## Aim
Write the data below out exactly as it stands. Do not include the pictures.
_ _ _
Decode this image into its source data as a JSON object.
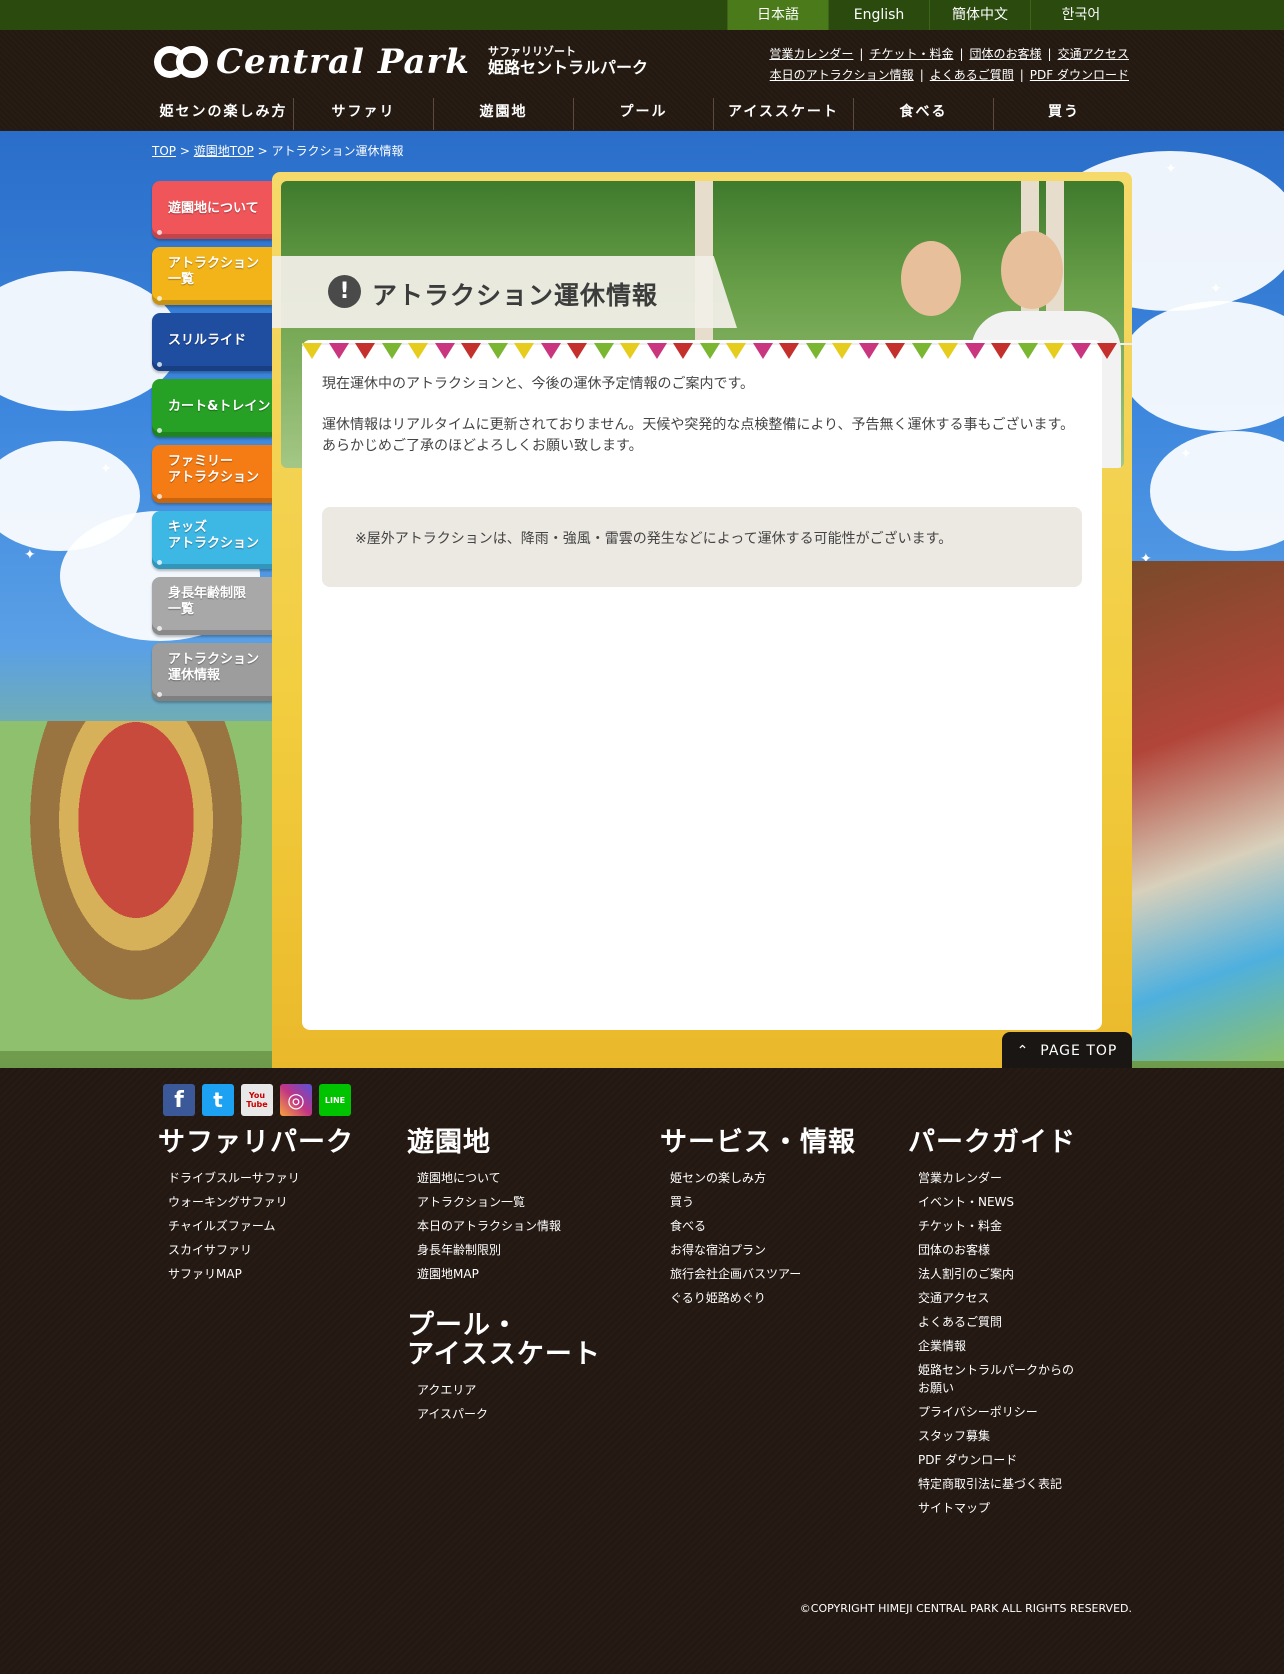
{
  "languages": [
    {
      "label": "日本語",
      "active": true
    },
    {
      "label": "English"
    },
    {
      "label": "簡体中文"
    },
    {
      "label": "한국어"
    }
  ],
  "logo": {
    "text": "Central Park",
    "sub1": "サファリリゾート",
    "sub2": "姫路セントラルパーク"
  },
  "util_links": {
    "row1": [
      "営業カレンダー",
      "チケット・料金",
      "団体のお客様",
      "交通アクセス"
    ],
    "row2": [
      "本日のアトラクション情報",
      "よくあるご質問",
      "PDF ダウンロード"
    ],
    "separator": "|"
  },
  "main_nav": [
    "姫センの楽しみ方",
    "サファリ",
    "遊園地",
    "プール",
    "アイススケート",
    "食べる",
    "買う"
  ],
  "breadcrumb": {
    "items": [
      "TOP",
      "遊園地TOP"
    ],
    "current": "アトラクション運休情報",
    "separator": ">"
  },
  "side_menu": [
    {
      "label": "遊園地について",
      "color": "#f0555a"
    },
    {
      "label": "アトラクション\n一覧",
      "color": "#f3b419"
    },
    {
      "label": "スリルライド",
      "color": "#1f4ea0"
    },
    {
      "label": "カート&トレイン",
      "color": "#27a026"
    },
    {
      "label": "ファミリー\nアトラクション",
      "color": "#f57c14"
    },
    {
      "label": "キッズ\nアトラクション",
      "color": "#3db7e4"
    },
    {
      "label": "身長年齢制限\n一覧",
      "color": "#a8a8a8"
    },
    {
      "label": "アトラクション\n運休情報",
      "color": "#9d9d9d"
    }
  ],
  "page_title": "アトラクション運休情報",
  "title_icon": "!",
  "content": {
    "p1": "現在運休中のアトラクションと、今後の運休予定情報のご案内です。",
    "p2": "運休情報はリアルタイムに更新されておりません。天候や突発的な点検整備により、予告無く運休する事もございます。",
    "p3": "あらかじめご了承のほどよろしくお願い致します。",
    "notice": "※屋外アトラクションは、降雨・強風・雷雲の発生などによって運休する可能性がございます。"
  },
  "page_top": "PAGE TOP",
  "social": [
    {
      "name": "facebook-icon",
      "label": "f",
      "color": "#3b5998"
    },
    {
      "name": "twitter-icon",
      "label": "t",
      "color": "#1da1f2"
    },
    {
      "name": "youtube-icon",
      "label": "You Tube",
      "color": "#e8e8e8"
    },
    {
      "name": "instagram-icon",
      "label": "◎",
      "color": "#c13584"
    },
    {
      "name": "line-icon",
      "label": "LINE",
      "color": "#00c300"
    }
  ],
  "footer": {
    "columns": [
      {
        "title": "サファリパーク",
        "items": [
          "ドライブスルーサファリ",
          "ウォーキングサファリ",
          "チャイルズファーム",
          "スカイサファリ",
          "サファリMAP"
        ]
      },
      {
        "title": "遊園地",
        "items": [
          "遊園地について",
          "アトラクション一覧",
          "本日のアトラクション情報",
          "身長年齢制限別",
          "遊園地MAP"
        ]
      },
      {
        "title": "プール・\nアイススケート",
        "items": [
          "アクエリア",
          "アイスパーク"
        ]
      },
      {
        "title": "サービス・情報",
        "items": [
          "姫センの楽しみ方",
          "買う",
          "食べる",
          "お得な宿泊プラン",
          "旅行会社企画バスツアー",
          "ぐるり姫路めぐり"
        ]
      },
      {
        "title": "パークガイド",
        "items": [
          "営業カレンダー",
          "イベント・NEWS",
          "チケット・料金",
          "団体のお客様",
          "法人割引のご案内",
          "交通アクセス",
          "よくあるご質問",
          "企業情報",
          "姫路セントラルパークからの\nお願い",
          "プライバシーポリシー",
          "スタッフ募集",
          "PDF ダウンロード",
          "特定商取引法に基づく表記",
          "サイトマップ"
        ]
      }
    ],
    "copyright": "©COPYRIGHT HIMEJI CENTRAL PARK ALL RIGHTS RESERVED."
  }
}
_ _ _
## Answer to the problem
Decode this image into its source data as a JSON object.
{
  "languages": [
    {
      "label": "日本語",
      "active": true
    },
    {
      "label": "English"
    },
    {
      "label": "簡体中文"
    },
    {
      "label": "한국어"
    }
  ],
  "logo": {
    "text": "Central Park",
    "sub1": "サファリリゾート",
    "sub2": "姫路セントラルパーク"
  },
  "util_links": {
    "row1": [
      "営業カレンダー",
      "チケット・料金",
      "団体のお客様",
      "交通アクセス"
    ],
    "row2": [
      "本日のアトラクション情報",
      "よくあるご質問",
      "PDF ダウンロード"
    ],
    "separator": "|"
  },
  "main_nav": [
    "姫センの楽しみ方",
    "サファリ",
    "遊園地",
    "プール",
    "アイススケート",
    "食べる",
    "買う"
  ],
  "breadcrumb": {
    "items": [
      "TOP",
      "遊園地TOP"
    ],
    "current": "アトラクション運休情報",
    "separator": ">"
  },
  "side_menu": [
    {
      "label": "遊園地について",
      "color": "#f0555a"
    },
    {
      "label": "アトラクション\n一覧",
      "color": "#f3b419"
    },
    {
      "label": "スリルライド",
      "color": "#1f4ea0"
    },
    {
      "label": "カート&トレイン",
      "color": "#27a026"
    },
    {
      "label": "ファミリー\nアトラクション",
      "color": "#f57c14"
    },
    {
      "label": "キッズ\nアトラクション",
      "color": "#3db7e4"
    },
    {
      "label": "身長年齢制限\n一覧",
      "color": "#a8a8a8"
    },
    {
      "label": "アトラクション\n運休情報",
      "color": "#9d9d9d"
    }
  ],
  "page_title": "アトラクション運休情報",
  "title_icon": "!",
  "content": {
    "p1": "現在運休中のアトラクションと、今後の運休予定情報のご案内です。",
    "p2": "運休情報はリアルタイムに更新されておりません。天候や突発的な点検整備により、予告無く運休する事もございます。",
    "p3": "あらかじめご了承のほどよろしくお願い致します。",
    "notice": "※屋外アトラクションは、降雨・強風・雷雲の発生などによって運休する可能性がございます。"
  },
  "page_top": "PAGE TOP",
  "social": [
    {
      "name": "facebook-icon",
      "label": "f",
      "color": "#3b5998"
    },
    {
      "name": "twitter-icon",
      "label": "t",
      "color": "#1da1f2"
    },
    {
      "name": "youtube-icon",
      "label": "You Tube",
      "color": "#e8e8e8"
    },
    {
      "name": "instagram-icon",
      "label": "◎",
      "color": "#c13584"
    },
    {
      "name": "line-icon",
      "label": "LINE",
      "color": "#00c300"
    }
  ],
  "footer": {
    "columns": [
      {
        "title": "サファリパーク",
        "items": [
          "ドライブスルーサファリ",
          "ウォーキングサファリ",
          "チャイルズファーム",
          "スカイサファリ",
          "サファリMAP"
        ]
      },
      {
        "title": "遊園地",
        "items": [
          "遊園地について",
          "アトラクション一覧",
          "本日のアトラクション情報",
          "身長年齢制限別",
          "遊園地MAP"
        ]
      },
      {
        "title": "プール・\nアイススケート",
        "items": [
          "アクエリア",
          "アイスパーク"
        ]
      },
      {
        "title": "サービス・情報",
        "items": [
          "姫センの楽しみ方",
          "買う",
          "食べる",
          "お得な宿泊プラン",
          "旅行会社企画バスツアー",
          "ぐるり姫路めぐり"
        ]
      },
      {
        "title": "パークガイド",
        "items": [
          "営業カレンダー",
          "イベント・NEWS",
          "チケット・料金",
          "団体のお客様",
          "法人割引のご案内",
          "交通アクセス",
          "よくあるご質問",
          "企業情報",
          "姫路セントラルパークからの\nお願い",
          "プライバシーポリシー",
          "スタッフ募集",
          "PDF ダウンロード",
          "特定商取引法に基づく表記",
          "サイトマップ"
        ]
      }
    ],
    "copyright": "©COPYRIGHT HIMEJI CENTRAL PARK ALL RIGHTS RESERVED."
  }
}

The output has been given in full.